What the task requires ▸ Word for word, give the material below again, minus any images.

Listed records ▸
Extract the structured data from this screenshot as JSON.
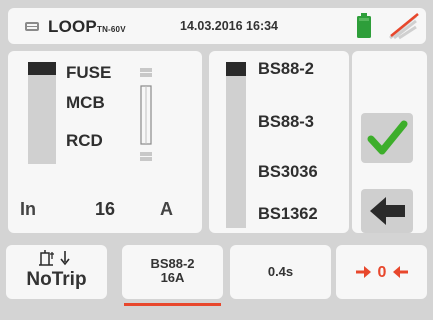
{
  "status_bar": {
    "title": "LOOP",
    "title_sub": "TN-60V",
    "datetime": "14.03.2016 16:34",
    "battery_icon": "battery-icon",
    "signal_icon": "signal-off-icon"
  },
  "device_types": {
    "options": [
      "FUSE",
      "MCB",
      "RCD"
    ],
    "selected": "FUSE"
  },
  "nominal_current": {
    "label": "In",
    "value": "16",
    "unit": "A"
  },
  "standards": {
    "options": [
      "BS88-2",
      "BS88-3",
      "BS3036",
      "BS1362"
    ],
    "selected": "BS88-2"
  },
  "side_buttons": {
    "confirm_icon": "checkmark-icon",
    "back_icon": "arrow-left-icon"
  },
  "tabs": {
    "notrip": {
      "icon": "notrip-icon",
      "label": "NoTrip"
    },
    "standard": {
      "line1": "BS88-2",
      "line2": "16A"
    },
    "time": {
      "label": "0.4s"
    },
    "zero": {
      "label": "0",
      "icon": "zero-calibration-icon"
    }
  },
  "colors": {
    "accent_red": "#e8472c",
    "check_green": "#3dae2b",
    "battery_green": "#2e9e3a"
  }
}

Output of the task ▸
Extract the structured data from this screenshot as JSON.
{
  "status_bar": {
    "title": "LOOP",
    "title_sub": "TN-60V",
    "datetime": "14.03.2016 16:34",
    "battery_icon": "battery-icon",
    "signal_icon": "signal-off-icon"
  },
  "device_types": {
    "options": [
      "FUSE",
      "MCB",
      "RCD"
    ],
    "selected": "FUSE"
  },
  "nominal_current": {
    "label": "In",
    "value": "16",
    "unit": "A"
  },
  "standards": {
    "options": [
      "BS88-2",
      "BS88-3",
      "BS3036",
      "BS1362"
    ],
    "selected": "BS88-2"
  },
  "side_buttons": {
    "confirm_icon": "checkmark-icon",
    "back_icon": "arrow-left-icon"
  },
  "tabs": {
    "notrip": {
      "icon": "notrip-icon",
      "label": "NoTrip"
    },
    "standard": {
      "line1": "BS88-2",
      "line2": "16A"
    },
    "time": {
      "label": "0.4s"
    },
    "zero": {
      "label": "0",
      "icon": "zero-calibration-icon"
    }
  },
  "colors": {
    "accent_red": "#e8472c",
    "check_green": "#3dae2b",
    "battery_green": "#2e9e3a"
  }
}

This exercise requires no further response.